• [Task to carry out]
Copy, from the entries below, each line where the word "title" can be found.

• [Data]
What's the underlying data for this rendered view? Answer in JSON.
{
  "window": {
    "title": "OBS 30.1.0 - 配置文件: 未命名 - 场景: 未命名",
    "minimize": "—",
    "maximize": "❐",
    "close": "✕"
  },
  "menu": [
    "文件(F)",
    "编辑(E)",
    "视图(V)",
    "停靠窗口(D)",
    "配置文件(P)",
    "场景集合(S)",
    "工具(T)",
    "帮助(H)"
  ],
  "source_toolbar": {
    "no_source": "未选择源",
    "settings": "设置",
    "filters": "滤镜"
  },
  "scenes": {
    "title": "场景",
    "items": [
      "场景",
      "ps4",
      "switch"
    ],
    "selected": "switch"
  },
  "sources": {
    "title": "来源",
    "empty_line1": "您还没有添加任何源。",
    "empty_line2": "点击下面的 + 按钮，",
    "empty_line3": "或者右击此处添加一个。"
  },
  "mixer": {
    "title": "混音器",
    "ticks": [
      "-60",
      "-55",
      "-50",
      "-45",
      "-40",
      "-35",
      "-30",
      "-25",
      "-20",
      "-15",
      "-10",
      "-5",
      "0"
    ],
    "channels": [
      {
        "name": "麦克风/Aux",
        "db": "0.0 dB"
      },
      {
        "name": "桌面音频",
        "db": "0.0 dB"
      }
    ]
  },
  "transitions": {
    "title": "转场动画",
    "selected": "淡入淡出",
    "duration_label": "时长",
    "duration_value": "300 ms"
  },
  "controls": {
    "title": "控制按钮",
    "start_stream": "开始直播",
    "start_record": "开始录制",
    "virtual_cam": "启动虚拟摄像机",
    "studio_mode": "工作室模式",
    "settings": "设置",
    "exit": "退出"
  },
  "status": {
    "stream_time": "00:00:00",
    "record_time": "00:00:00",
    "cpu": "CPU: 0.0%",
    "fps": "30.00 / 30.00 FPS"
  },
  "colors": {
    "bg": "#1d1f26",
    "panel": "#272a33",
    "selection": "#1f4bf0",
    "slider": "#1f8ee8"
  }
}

• [Output]
    "title": "OBS 30.1.0 - 配置文件: 未命名 - 场景: 未命名",
    "title": "场景",
    "title": "来源",
    "title": "混音器",
    "title": "转场动画",
    "title": "控制按钮",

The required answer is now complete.